[Entries from a data collection]
• • • • • • •

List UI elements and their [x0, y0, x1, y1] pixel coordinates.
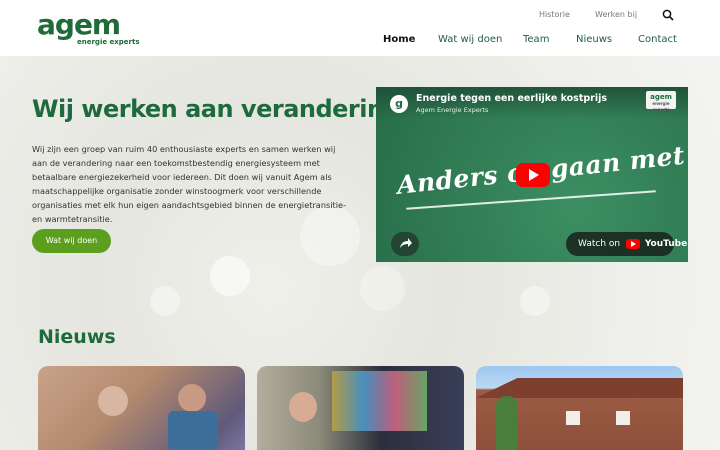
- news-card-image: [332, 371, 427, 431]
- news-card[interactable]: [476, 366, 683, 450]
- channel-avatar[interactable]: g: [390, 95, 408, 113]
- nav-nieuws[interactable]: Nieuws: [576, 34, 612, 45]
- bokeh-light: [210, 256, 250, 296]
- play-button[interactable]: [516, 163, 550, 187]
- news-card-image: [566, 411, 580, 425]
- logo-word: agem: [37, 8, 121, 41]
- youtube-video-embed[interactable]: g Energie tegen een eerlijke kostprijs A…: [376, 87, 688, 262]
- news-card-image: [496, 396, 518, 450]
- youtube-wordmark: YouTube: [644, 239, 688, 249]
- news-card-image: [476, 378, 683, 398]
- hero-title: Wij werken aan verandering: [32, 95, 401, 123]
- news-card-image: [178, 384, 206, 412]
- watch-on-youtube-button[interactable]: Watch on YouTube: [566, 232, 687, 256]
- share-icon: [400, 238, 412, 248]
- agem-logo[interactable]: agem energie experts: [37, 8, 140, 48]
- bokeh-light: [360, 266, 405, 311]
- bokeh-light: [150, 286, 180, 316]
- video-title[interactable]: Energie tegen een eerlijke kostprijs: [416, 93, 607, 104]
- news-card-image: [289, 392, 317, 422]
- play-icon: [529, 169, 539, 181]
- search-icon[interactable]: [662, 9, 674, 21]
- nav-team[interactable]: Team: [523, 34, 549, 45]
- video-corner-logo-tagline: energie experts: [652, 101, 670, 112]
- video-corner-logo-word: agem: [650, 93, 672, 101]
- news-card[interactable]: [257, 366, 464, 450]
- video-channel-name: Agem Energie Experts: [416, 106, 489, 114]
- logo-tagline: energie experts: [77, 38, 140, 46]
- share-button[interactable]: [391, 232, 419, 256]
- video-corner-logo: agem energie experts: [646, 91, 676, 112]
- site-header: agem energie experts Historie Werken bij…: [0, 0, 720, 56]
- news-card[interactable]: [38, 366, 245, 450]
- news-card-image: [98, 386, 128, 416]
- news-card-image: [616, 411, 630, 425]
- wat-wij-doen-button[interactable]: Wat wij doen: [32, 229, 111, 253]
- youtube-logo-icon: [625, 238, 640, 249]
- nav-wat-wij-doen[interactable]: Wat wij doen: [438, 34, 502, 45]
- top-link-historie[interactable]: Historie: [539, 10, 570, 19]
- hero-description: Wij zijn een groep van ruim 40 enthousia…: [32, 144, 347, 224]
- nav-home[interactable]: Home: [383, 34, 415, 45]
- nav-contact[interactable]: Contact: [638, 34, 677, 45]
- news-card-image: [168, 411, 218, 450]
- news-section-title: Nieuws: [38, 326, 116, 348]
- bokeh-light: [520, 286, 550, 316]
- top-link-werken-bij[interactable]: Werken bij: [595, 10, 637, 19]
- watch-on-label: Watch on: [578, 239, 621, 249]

• • • • • • •

■ **PROBLEM DESCRIPTION**
Can you reproduce the lines verbatim, starting at the line with "- news-card-image: [332, 371, 427, 431]" and continuing through the line with "- news-card-image: [566, 411, 580, 425]", both included?

■ **IN RESPONSE**
- news-card-image: [332, 371, 427, 431]
- news-card[interactable]: [476, 366, 683, 450]
- channel-avatar[interactable]: g: [390, 95, 408, 113]
- nav-nieuws[interactable]: Nieuws: [576, 34, 612, 45]
- bokeh-light: [210, 256, 250, 296]
- play-button[interactable]: [516, 163, 550, 187]
- news-card-image: [566, 411, 580, 425]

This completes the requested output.